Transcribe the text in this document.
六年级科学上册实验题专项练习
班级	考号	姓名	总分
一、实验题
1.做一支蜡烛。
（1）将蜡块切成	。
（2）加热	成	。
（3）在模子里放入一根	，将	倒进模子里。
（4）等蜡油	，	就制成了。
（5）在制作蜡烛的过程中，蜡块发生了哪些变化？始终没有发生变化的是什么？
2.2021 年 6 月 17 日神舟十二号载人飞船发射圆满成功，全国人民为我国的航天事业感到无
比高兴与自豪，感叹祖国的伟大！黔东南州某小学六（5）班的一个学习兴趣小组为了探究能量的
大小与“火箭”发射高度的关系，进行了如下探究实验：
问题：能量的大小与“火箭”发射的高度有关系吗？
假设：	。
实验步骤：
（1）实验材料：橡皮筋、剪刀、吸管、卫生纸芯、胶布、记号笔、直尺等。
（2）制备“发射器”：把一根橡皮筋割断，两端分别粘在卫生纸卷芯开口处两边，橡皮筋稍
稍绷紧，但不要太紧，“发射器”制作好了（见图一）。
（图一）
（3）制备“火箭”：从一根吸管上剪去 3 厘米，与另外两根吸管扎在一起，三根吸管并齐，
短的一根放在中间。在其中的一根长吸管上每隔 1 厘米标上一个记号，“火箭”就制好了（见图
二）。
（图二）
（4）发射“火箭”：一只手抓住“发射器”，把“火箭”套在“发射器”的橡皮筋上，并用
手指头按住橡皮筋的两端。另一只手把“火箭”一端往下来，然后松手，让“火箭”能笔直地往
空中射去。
- - - - - - -
**WHAT TO DO**
Each line of the material should be echoed exactly.

**TASK RESULT**
Transcribe the text in this document.
六年级科学上册实验题专项练习
班级	考号	姓名	总分
一、实验题
1.做一支蜡烛。
（1）将蜡块切成	。
（2）加热	成	。
（3）在模子里放入一根	，将	倒进模子里。
（4）等蜡油	，	就制成了。
（5）在制作蜡烛的过程中，蜡块发生了哪些变化？始终没有发生变化的是什么？
2.2021 年 6 月 17 日神舟十二号载人飞船发射圆满成功，全国人民为我国的航天事业感到无
比高兴与自豪，感叹祖国的伟大！黔东南州某小学六（5）班的一个学习兴趣小组为了探究能量的
大小与“火箭”发射高度的关系，进行了如下探究实验：
问题：能量的大小与“火箭”发射的高度有关系吗？
假设：	。
实验步骤：
（1）实验材料：橡皮筋、剪刀、吸管、卫生纸芯、胶布、记号笔、直尺等。
（2）制备“发射器”：把一根橡皮筋割断，两端分别粘在卫生纸卷芯开口处两边，橡皮筋稍
稍绷紧，但不要太紧，“发射器”制作好了（见图一）。
（图一）
（3）制备“火箭”：从一根吸管上剪去 3 厘米，与另外两根吸管扎在一起，三根吸管并齐，
短的一根放在中间。在其中的一根长吸管上每隔 1 厘米标上一个记号，“火箭”就制好了（见图
二）。
（图二）
（4）发射“火箭”：一只手抓住“发射器”，把“火箭”套在“发射器”的橡皮筋上，并用
手指头按住橡皮筋的两端。另一只手把“火箭”一端往下来，然后松手，让“火箭”能笔直地往
空中射去。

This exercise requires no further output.